───── Exercise data ─────
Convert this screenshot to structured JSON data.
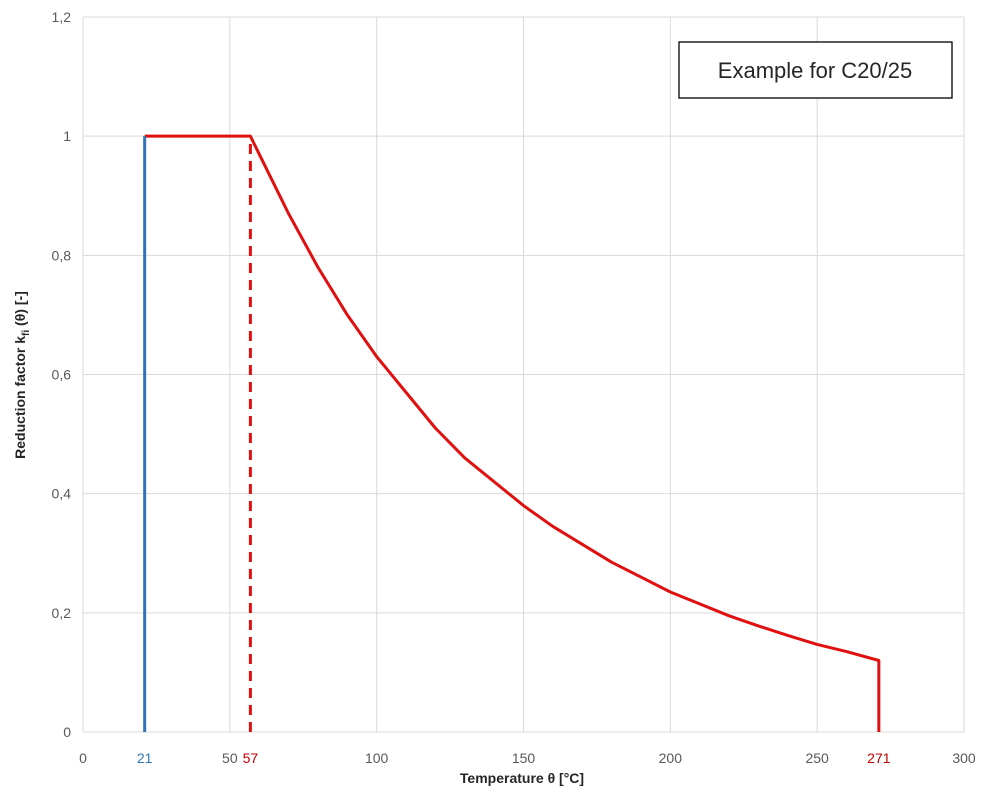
{
  "chart_data": {
    "type": "line",
    "title": "",
    "xlabel": "Temperature θ [°C]",
    "ylabel": "Reduction factor kfi (θ) [-]",
    "ylabel_main": "Reduction factor k",
    "ylabel_sub": "fi",
    "ylabel_tail": " (θ) [-]",
    "xlim": [
      0,
      300
    ],
    "ylim": [
      0,
      1.2
    ],
    "x_ticks": [
      0,
      50,
      100,
      150,
      200,
      250,
      300
    ],
    "x_tick_labels": [
      "0",
      "50",
      "100",
      "150",
      "200",
      "250",
      "300"
    ],
    "y_ticks": [
      0,
      0.2,
      0.4,
      0.6,
      0.8,
      1.0,
      1.2
    ],
    "y_tick_labels": [
      "0",
      "0,2",
      "0,4",
      "0,6",
      "0,8",
      "1",
      "1,2"
    ],
    "grid": true,
    "annotation_box": "Example for C20/25",
    "special_x_markers": [
      {
        "x": 21,
        "label": "21",
        "color": "#2e75b6"
      },
      {
        "x": 57,
        "label": "57",
        "color": "#c00000"
      },
      {
        "x": 271,
        "label": "271",
        "color": "#c00000"
      }
    ],
    "series": [
      {
        "color": "#e01010",
        "style": "solid",
        "x": [
          21,
          57,
          60,
          70,
          80,
          90,
          100,
          110,
          120,
          130,
          140,
          150,
          160,
          170,
          180,
          190,
          200,
          210,
          220,
          230,
          240,
          250,
          260,
          271,
          271
        ],
        "y": [
          1.0,
          1.0,
          0.97,
          0.87,
          0.78,
          0.7,
          0.63,
          0.57,
          0.51,
          0.46,
          0.42,
          0.38,
          0.345,
          0.315,
          0.285,
          0.26,
          0.235,
          0.215,
          0.195,
          0.178,
          0.162,
          0.147,
          0.135,
          0.12,
          0.0
        ]
      },
      {
        "color": "#2e75b6",
        "style": "solid",
        "x": [
          21,
          21
        ],
        "y": [
          0,
          1.0
        ]
      },
      {
        "color": "#e01010",
        "style": "dashed",
        "x": [
          57,
          57
        ],
        "y": [
          0,
          1.0
        ]
      }
    ]
  }
}
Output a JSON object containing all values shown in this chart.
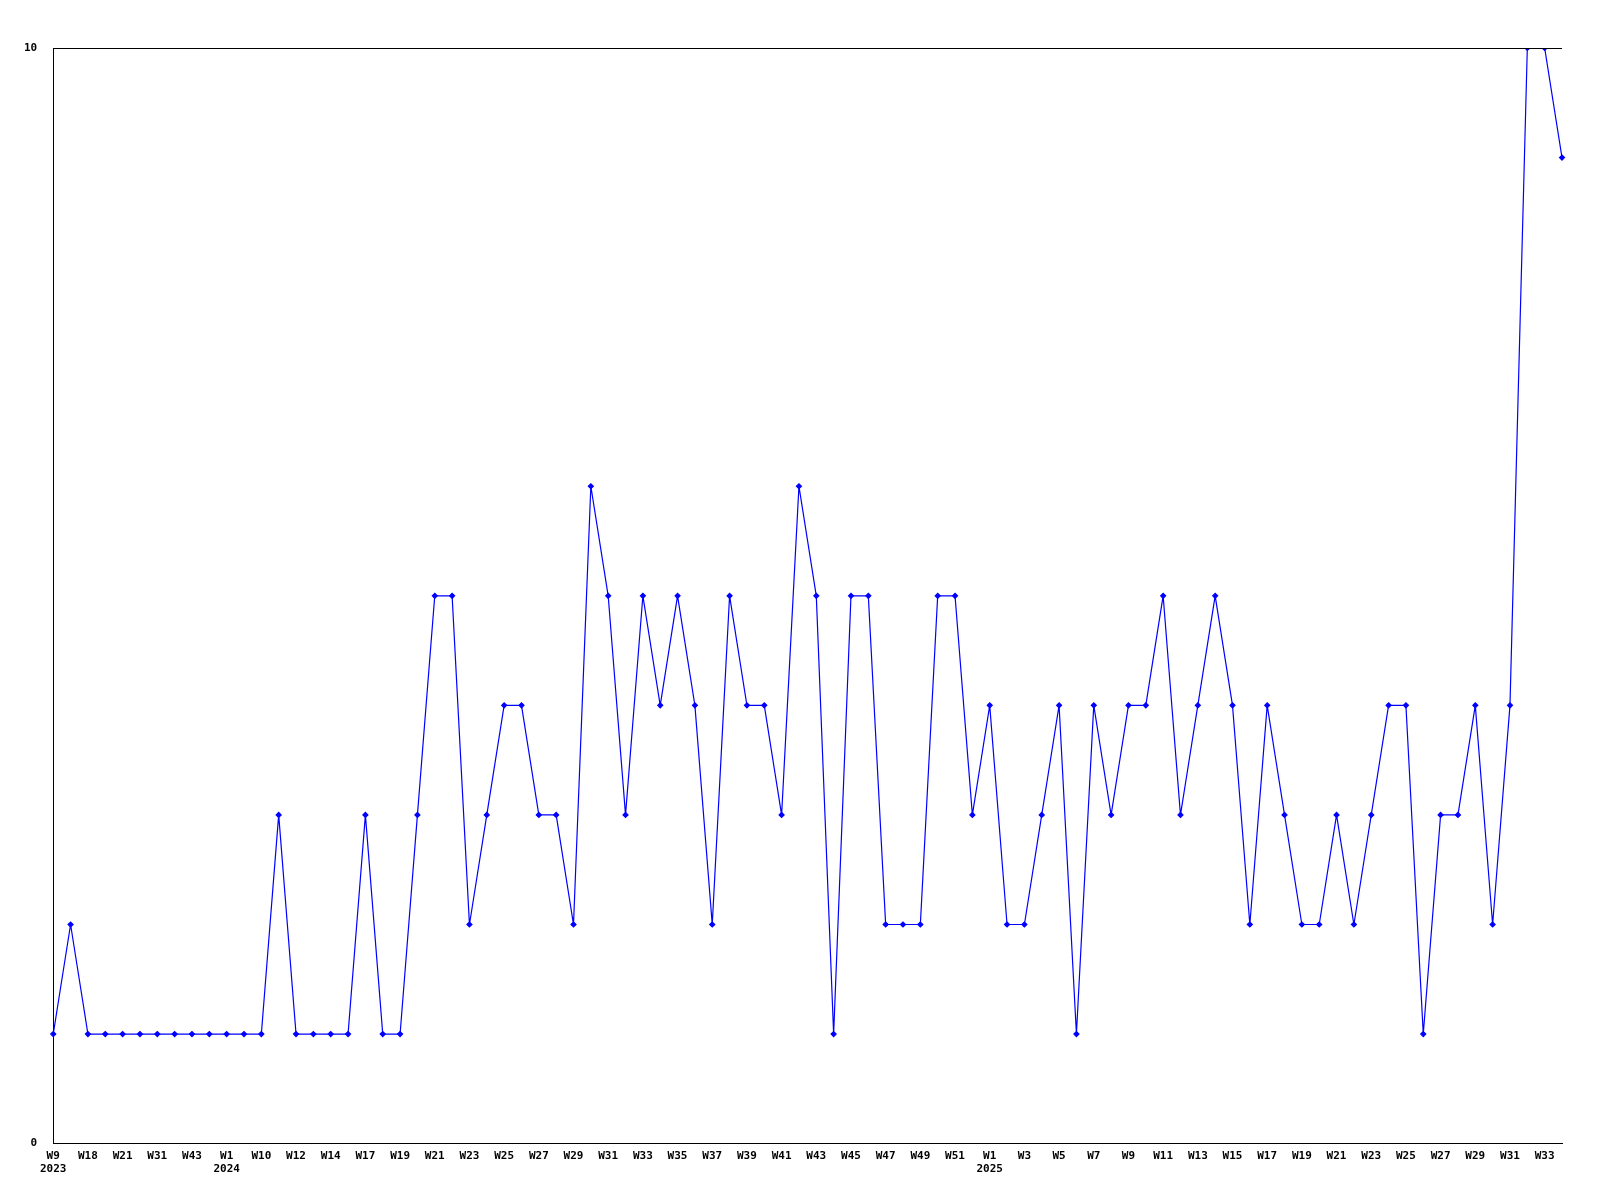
{
  "chart_data": {
    "type": "line",
    "categories": [
      "W9\n2023",
      null,
      "W18",
      null,
      "W21",
      null,
      "W31",
      null,
      "W43",
      null,
      "W1\n2024",
      null,
      "W10",
      null,
      "W12",
      null,
      "W14",
      null,
      "W17",
      null,
      "W19",
      null,
      "W21",
      null,
      "W23",
      null,
      "W25",
      null,
      "W27",
      null,
      "W29",
      null,
      "W31",
      null,
      "W33",
      null,
      "W35",
      null,
      "W37",
      null,
      "W39",
      null,
      "W41",
      null,
      "W43",
      null,
      "W45",
      null,
      "W47",
      null,
      "W49",
      null,
      "W51",
      null,
      "W1\n2025",
      null,
      "W3",
      null,
      "W5",
      null,
      "W7",
      null,
      "W9",
      null,
      "W11",
      null,
      "W13",
      null,
      "W15",
      null,
      "W17",
      null,
      "W19",
      null,
      "W21",
      null,
      "W23",
      null,
      "W25",
      null,
      "W27",
      null,
      "W29",
      null,
      "W31",
      null,
      "W33",
      null
    ],
    "series": [
      {
        "color": "#0000ff",
        "values": [
          1,
          2,
          1,
          1,
          1,
          1,
          1,
          1,
          1,
          1,
          1,
          1,
          1,
          3,
          1,
          1,
          1,
          1,
          3,
          1,
          1,
          3,
          5,
          5,
          2,
          3,
          4,
          4,
          3,
          3,
          2,
          6,
          5,
          3,
          5,
          4,
          5,
          4,
          2,
          5,
          4,
          4,
          3,
          6,
          5,
          1,
          5,
          5,
          2,
          2,
          2,
          5,
          5,
          3,
          4,
          2,
          2,
          3,
          4,
          1,
          4,
          3,
          4,
          4,
          5,
          3,
          4,
          5,
          4,
          2,
          4,
          3,
          2,
          2,
          3,
          2,
          3,
          4,
          4,
          1,
          3,
          3,
          4,
          2,
          4,
          10,
          10,
          9
        ]
      }
    ],
    "ylim": [
      0,
      10
    ],
    "yticks": [
      0,
      10
    ],
    "grid": false,
    "legend": false,
    "marker": "diamond",
    "line_style": "solid"
  }
}
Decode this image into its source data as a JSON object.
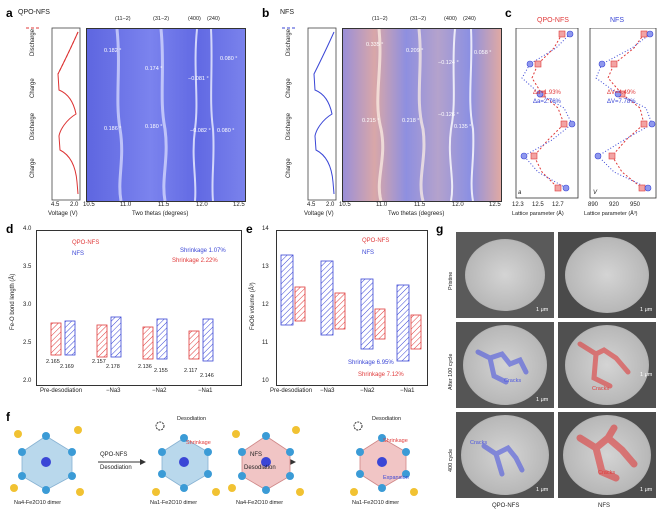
{
  "panels": {
    "a": "a",
    "b": "b",
    "c": "c",
    "d": "d",
    "e": "e",
    "f": "f",
    "g": "g"
  },
  "a": {
    "legend": "QPO-NFS",
    "peaks": [
      "(11−2)",
      "(31−2)",
      "(400)",
      "(240)"
    ],
    "x_axis_label": "Two thetas (degrees)",
    "x_ticks": [
      "10.5",
      "11.0",
      "11.5",
      "12.0",
      "12.5"
    ],
    "v_axis_label": "Voltage (V)",
    "v_ticks": [
      "4.5",
      "2.0"
    ],
    "stages": [
      "Discharge",
      "Charge",
      "Discharge",
      "Charge"
    ],
    "shifts": [
      "0.182 °",
      "0.174 °",
      "−0.081 °",
      "0.080 °",
      "0.186 °",
      "0.180 °",
      "−0.082 °",
      "0.080 °"
    ]
  },
  "b": {
    "legend": "NFS",
    "peaks": [
      "(11−2)",
      "(31−2)",
      "(400)",
      "(240)"
    ],
    "x_axis_label": "Two thetas (degrees)",
    "x_ticks": [
      "10.5",
      "11.0",
      "11.5",
      "12.0",
      "12.5"
    ],
    "v_axis_label": "Voltage (V)",
    "v_ticks": [
      "4.5",
      "2.0"
    ],
    "stages": [
      "Discharge",
      "Charge",
      "Discharge",
      "Charge"
    ],
    "shifts": [
      "0.335 °",
      "0.209 °",
      "−0.124 °",
      "0.058 °",
      "0.215 °",
      "0.218 °",
      "−0.126 °",
      "0.135 °"
    ]
  },
  "c": {
    "legend_qpo": "QPO-NFS",
    "legend_nfs": "NFS",
    "left_ticks": [
      "12.3",
      "12.5",
      "12.7"
    ],
    "right_ticks": [
      "890",
      "920",
      "950"
    ],
    "left_xlabel": "Lattice parameter (Å)",
    "right_xlabel": "Lattice parameter (Å³)",
    "left_tag": "a",
    "right_tag": "V",
    "delta_a_qpo": "Δa=1.93%",
    "delta_a_nfs": "Δa=2.76%",
    "delta_v_qpo": "ΔV=4.49%",
    "delta_v_nfs": "ΔV=7.78%"
  },
  "d": {
    "ylabel": "Fe-O bond length (Å)",
    "y_ticks": [
      "2.0",
      "2.5",
      "3.0",
      "3.5",
      "4.0"
    ],
    "categories": [
      "Pre-desodiation",
      "−Na3",
      "−Na2",
      "−Na1"
    ],
    "legend_qpo": "QPO-NFS",
    "legend_nfs": "NFS",
    "shrink_nfs": "Shrinkage 1.07%",
    "shrink_qpo": "Shrinkage 2.22%",
    "labels": [
      "2.165",
      "2.169",
      "2.157",
      "2.178",
      "2.136",
      "2.155",
      "2.117",
      "2.146"
    ]
  },
  "e": {
    "ylabel": "FeO6 volume (Å³)",
    "y_ticks": [
      "10",
      "11",
      "12",
      "13",
      "14"
    ],
    "categories": [
      "Pre-desodiation",
      "−Na3",
      "−Na2",
      "−Na1"
    ],
    "legend_qpo": "QPO-NFS",
    "legend_nfs": "NFS",
    "shrink_nfs": "Shrinkage 6.95%",
    "shrink_qpo": "Shrinkage 7.12%"
  },
  "f": {
    "dimer1": "Na4-Fe2O10 dimer",
    "dimer2": "Na1-Fe2O10 dimer",
    "dimer3": "Na4-Fe2O10 dimer",
    "dimer4": "Na1-Fe2O10 dimer",
    "arrow1_top": "QPO-NFS",
    "arrow1_bottom": "Desodiation",
    "arrow2_top": "NFS",
    "arrow2_bottom": "Desodiation",
    "desodiation": "Desodiation",
    "shrinkage": "Shrinkage",
    "expansion": "Expansion"
  },
  "g": {
    "rows": [
      "Pristine",
      "After 100 cycle",
      "400 cycle"
    ],
    "cols": [
      "QPO-NFS",
      "NFS"
    ],
    "cracks": "Cracks",
    "scale": "1 μm"
  },
  "colors": {
    "red": "#e03a3a",
    "blue": "#3a46d6",
    "xrd_bg": "#6a72e6"
  }
}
─────
[Given task] Identify all lines where the word "this" shows up. Copy them.

[Exercise answer]
Convert this screenshot to structured JSON data.
Output a JSON object containing all values shown in this chart.
Decode this image into its source data as a JSON object.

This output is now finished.